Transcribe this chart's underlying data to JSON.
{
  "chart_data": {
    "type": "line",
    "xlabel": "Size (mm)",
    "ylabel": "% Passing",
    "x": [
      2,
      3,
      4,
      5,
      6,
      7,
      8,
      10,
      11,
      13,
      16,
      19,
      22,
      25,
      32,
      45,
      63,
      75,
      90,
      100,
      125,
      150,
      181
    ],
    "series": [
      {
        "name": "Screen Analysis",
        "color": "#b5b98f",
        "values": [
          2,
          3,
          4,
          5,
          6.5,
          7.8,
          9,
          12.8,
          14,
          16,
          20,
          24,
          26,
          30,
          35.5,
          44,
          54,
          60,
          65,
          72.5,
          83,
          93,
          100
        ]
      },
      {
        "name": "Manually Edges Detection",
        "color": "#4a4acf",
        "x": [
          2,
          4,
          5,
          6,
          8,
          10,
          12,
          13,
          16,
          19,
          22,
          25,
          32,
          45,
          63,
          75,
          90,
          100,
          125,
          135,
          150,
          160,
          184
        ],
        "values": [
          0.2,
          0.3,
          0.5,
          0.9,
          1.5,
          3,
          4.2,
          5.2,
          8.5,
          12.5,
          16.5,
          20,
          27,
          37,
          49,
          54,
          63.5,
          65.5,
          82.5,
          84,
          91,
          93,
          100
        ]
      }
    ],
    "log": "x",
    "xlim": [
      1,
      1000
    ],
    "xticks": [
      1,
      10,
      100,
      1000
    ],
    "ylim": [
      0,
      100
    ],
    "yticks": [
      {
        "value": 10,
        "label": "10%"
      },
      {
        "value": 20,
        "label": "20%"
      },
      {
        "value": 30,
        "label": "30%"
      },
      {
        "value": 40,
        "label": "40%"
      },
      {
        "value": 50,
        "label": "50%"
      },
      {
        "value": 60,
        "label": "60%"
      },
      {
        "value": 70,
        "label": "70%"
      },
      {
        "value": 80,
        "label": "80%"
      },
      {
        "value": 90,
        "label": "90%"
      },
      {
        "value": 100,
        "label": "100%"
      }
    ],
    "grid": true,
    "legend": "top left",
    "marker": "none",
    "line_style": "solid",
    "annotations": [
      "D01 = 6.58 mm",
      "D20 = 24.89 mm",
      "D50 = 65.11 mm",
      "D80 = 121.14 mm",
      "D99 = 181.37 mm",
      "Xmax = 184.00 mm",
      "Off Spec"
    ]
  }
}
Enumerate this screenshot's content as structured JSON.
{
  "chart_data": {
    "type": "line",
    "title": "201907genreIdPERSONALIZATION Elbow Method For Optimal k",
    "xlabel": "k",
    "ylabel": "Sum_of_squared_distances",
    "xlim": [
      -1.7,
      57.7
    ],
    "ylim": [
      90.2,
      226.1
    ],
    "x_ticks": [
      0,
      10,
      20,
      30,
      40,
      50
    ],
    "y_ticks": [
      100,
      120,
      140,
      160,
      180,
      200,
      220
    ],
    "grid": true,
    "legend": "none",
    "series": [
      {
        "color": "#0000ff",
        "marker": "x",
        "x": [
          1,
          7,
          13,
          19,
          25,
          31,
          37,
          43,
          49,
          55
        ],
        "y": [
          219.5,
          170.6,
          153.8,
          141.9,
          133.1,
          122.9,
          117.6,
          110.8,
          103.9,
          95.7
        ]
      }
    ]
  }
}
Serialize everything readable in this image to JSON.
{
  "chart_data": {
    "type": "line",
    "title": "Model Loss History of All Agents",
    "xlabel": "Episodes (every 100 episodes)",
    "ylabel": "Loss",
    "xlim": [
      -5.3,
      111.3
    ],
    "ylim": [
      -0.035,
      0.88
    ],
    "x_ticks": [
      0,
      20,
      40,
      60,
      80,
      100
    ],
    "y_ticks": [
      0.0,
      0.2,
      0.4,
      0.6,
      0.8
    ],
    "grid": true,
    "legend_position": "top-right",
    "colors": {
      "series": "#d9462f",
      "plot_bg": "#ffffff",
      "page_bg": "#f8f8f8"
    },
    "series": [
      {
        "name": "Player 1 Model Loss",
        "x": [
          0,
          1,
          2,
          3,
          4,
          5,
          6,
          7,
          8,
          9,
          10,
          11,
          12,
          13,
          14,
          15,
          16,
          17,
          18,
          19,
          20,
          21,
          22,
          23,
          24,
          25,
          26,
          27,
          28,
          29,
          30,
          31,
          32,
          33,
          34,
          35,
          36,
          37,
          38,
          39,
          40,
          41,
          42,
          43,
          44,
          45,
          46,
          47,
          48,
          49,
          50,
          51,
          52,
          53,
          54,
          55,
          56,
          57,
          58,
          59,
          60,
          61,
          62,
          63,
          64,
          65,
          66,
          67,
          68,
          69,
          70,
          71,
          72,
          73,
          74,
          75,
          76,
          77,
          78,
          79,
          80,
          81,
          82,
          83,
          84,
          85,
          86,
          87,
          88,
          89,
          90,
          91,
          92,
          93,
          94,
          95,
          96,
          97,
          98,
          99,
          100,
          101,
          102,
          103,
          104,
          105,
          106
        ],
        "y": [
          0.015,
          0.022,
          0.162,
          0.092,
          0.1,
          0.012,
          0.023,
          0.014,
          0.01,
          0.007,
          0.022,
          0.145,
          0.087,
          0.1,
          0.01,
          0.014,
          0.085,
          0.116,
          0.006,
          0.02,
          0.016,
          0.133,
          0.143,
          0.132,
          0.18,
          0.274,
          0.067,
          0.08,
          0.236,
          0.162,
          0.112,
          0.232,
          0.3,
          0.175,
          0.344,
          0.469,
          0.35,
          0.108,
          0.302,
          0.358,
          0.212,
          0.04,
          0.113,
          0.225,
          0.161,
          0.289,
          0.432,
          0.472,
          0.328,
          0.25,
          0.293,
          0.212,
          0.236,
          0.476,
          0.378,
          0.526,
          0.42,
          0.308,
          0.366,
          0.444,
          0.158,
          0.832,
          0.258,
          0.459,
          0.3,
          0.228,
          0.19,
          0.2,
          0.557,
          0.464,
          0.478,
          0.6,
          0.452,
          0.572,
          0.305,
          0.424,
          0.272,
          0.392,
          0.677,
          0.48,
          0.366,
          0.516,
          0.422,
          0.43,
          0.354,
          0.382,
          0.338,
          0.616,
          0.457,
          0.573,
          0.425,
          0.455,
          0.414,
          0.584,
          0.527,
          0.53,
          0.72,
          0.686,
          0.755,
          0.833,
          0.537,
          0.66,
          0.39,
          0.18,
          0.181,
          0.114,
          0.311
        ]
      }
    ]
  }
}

What to do :: Search the data for the string "this" and copy each line where it appears.

Solution to the exercise ::
Transcribe this chart's underlying data to JSON.
Enumerate this screenshot's content as structured JSON.
Serialize everything readable in this image to JSON.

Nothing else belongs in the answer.